What to produce: Repeat each record below exactly as given.

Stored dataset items

_ _ _ _ _

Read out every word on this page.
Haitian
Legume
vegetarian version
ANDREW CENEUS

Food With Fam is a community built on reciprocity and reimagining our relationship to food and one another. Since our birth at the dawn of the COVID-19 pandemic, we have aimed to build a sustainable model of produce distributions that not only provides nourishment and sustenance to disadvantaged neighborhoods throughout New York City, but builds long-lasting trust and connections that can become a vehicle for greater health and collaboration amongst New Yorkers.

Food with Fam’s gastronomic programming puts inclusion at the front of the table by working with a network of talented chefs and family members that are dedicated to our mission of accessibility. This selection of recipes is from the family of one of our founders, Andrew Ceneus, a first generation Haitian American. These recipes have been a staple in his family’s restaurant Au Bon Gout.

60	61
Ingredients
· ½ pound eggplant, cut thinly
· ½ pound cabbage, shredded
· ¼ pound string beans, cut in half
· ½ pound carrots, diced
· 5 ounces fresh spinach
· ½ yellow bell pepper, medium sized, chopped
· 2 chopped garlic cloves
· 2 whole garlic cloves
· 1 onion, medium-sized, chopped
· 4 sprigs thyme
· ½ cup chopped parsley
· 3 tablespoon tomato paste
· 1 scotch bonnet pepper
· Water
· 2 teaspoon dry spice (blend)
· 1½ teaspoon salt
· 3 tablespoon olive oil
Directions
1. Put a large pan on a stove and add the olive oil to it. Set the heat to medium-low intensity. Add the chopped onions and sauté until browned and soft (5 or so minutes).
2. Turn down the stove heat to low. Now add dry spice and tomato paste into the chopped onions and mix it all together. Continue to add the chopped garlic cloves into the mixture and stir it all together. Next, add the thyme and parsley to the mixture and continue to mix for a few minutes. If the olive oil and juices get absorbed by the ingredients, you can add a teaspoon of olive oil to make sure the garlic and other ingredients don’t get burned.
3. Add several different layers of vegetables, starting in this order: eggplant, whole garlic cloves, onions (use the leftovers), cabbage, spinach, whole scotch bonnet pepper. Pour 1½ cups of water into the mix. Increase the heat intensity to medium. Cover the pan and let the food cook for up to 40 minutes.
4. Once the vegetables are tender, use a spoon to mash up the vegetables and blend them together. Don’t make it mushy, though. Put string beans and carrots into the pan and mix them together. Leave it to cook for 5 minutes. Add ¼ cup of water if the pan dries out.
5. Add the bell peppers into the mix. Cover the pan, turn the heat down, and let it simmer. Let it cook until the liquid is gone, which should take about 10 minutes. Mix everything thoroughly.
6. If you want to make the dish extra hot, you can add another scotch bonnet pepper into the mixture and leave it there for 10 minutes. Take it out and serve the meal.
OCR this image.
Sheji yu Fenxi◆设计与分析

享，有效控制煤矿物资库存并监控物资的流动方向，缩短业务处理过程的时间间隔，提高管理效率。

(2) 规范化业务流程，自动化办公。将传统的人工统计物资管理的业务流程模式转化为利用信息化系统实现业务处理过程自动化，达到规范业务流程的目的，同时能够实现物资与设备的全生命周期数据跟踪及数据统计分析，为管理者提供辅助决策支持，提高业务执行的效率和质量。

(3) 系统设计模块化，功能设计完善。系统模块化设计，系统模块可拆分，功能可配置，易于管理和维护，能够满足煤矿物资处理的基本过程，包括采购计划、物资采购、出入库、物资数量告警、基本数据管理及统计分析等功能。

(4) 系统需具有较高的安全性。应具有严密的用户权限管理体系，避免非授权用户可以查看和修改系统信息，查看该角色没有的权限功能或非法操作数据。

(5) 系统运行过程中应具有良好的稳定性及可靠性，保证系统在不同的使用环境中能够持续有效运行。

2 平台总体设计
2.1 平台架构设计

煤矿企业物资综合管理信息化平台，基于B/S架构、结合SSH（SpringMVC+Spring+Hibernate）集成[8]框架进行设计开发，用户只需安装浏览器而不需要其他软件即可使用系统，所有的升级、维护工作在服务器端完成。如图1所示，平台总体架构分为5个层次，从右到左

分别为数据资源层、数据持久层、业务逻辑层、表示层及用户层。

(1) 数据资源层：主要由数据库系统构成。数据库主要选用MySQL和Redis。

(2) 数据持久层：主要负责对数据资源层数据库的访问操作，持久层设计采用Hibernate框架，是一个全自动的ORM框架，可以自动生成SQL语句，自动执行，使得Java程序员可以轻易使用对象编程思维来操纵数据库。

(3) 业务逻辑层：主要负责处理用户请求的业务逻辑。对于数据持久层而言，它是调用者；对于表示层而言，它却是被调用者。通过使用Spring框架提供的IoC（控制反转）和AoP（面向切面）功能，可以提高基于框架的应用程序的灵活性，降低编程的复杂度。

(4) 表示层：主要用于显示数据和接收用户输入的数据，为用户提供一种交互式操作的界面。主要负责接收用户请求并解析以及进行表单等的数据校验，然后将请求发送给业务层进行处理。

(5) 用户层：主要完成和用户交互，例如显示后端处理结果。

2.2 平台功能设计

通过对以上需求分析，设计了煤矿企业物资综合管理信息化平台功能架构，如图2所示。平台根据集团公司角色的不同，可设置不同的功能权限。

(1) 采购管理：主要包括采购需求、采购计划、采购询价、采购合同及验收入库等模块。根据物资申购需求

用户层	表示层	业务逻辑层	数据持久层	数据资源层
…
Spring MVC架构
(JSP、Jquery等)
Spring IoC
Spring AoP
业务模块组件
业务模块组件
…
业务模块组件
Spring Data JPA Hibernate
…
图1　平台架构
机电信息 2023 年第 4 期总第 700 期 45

_ _ _ _ _

Exercise answer:
Read out every word on this page.
Haitian
Legume
vegetarian version
ANDREW CENEUS

Food With Fam is a community built on reciprocity and reimagining our relationship to food and one another. Since our birth at the dawn of the COVID-19 pandemic, we have aimed to build a sustainable model of produce distributions that not only provides nourishment and sustenance to disadvantaged neighborhoods throughout New York City, but builds long-lasting trust and connections that can become a vehicle for greater health and collaboration amongst New Yorkers.

Food with Fam’s gastronomic programming puts inclusion at the front of the table by working with a network of talented chefs and family members that are dedicated to our mission of accessibility. This selection of recipes is from the family of one of our founders, Andrew Ceneus, a first generation Haitian American. These recipes have been a staple in his family’s restaurant Au Bon Gout.

60	61
Ingredients
· ½ pound eggplant, cut thinly
· ½ pound cabbage, shredded
· ¼ pound string beans, cut in half
· ½ pound carrots, diced
· 5 ounces fresh spinach
· ½ yellow bell pepper, medium sized, chopped
· 2 chopped garlic cloves
· 2 whole garlic cloves
· 1 onion, medium-sized, chopped
· 4 sprigs thyme
· ½ cup chopped parsley
· 3 tablespoon tomato paste
· 1 scotch bonnet pepper
· Water
· 2 teaspoon dry spice (blend)
· 1½ teaspoon salt
· 3 tablespoon olive oil
Directions
1. Put a large pan on a stove and add the olive oil to it. Set the heat to medium-low intensity. Add the chopped onions and sauté until browned and soft (5 or so minutes).
2. Turn down the stove heat to low. Now add dry spice and tomato paste into the chopped onions and mix it all together. Continue to add the chopped garlic cloves into the mixture and stir it all together. Next, add the thyme and parsley to the mixture and continue to mix for a few minutes. If the olive oil and juices get absorbed by the ingredients, you can add a teaspoon of olive oil to make sure the garlic and other ingredients don’t get burned.
3. Add several different layers of vegetables, starting in this order: eggplant, whole garlic cloves, onions (use the leftovers), cabbage, spinach, whole scotch bonnet pepper. Pour 1½ cups of water into the mix. Increase the heat intensity to medium. Cover the pan and let the food cook for up to 40 minutes.
4. Once the vegetables are tender, use a spoon to mash up the vegetables and blend them together. Don’t make it mushy, though. Put string beans and carrots into the pan and mix them together. Leave it to cook for 5 minutes. Add ¼ cup of water if the pan dries out.
5. Add the bell peppers into the mix. Cover the pan, turn the heat down, and let it simmer. Let it cook until the liquid is gone, which should take about 10 minutes. Mix everything thoroughly.
6. If you want to make the dish extra hot, you can add another scotch bonnet pepper into the mixture and leave it there for 10 minutes. Take it out and serve the meal.
OCR this image.
Sheji yu Fenxi◆设计与分析

享，有效控制煤矿物资库存并监控物资的流动方向，缩短业务处理过程的时间间隔，提高管理效率。

(2) 规范化业务流程，自动化办公。将传统的人工统计物资管理的业务流程模式转化为利用信息化系统实现业务处理过程自动化，达到规范业务流程的目的，同时能够实现物资与设备的全生命周期数据跟踪及数据统计分析，为管理者提供辅助决策支持，提高业务执行的效率和质量。

(3) 系统设计模块化，功能设计完善。系统模块化设计，系统模块可拆分，功能可配置，易于管理和维护，能够满足煤矿物资处理的基本过程，包括采购计划、物资采购、出入库、物资数量告警、基本数据管理及统计分析等功能。

(4) 系统需具有较高的安全性。应具有严密的用户权限管理体系，避免非授权用户可以查看和修改系统信息，查看该角色没有的权限功能或非法操作数据。

(5) 系统运行过程中应具有良好的稳定性及可靠性，保证系统在不同的使用环境中能够持续有效运行。

2 平台总体设计
2.1 平台架构设计

煤矿企业物资综合管理信息化平台，基于B/S架构、结合SSH（SpringMVC+Spring+Hibernate）集成[8]框架进行设计开发，用户只需安装浏览器而不需要其他软件即可使用系统，所有的升级、维护工作在服务器端完成。如图1所示，平台总体架构分为5个层次，从右到左

分别为数据资源层、数据持久层、业务逻辑层、表示层及用户层。

(1) 数据资源层：主要由数据库系统构成。数据库主要选用MySQL和Redis。

(2) 数据持久层：主要负责对数据资源层数据库的访问操作，持久层设计采用Hibernate框架，是一个全自动的ORM框架，可以自动生成SQL语句，自动执行，使得Java程序员可以轻易使用对象编程思维来操纵数据库。

(3) 业务逻辑层：主要负责处理用户请求的业务逻辑。对于数据持久层而言，它是调用者；对于表示层而言，它却是被调用者。通过使用Spring框架提供的IoC（控制反转）和AoP（面向切面）功能，可以提高基于框架的应用程序的灵活性，降低编程的复杂度。

(4) 表示层：主要用于显示数据和接收用户输入的数据，为用户提供一种交互式操作的界面。主要负责接收用户请求并解析以及进行表单等的数据校验，然后将请求发送给业务层进行处理。

(5) 用户层：主要完成和用户交互，例如显示后端处理结果。

2.2 平台功能设计

通过对以上需求分析，设计了煤矿企业物资综合管理信息化平台功能架构，如图2所示。平台根据集团公司角色的不同，可设置不同的功能权限。

(1) 采购管理：主要包括采购需求、采购计划、采购询价、采购合同及验收入库等模块。根据物资申购需求

用户层	表示层	业务逻辑层	数据持久层	数据资源层
…
Spring MVC架构
(JSP、Jquery等)
Spring IoC
Spring AoP
业务模块组件
业务模块组件
…
业务模块组件
Spring Data JPA Hibernate
…
图1　平台架构
机电信息 2023 年第 4 期总第 700 期 45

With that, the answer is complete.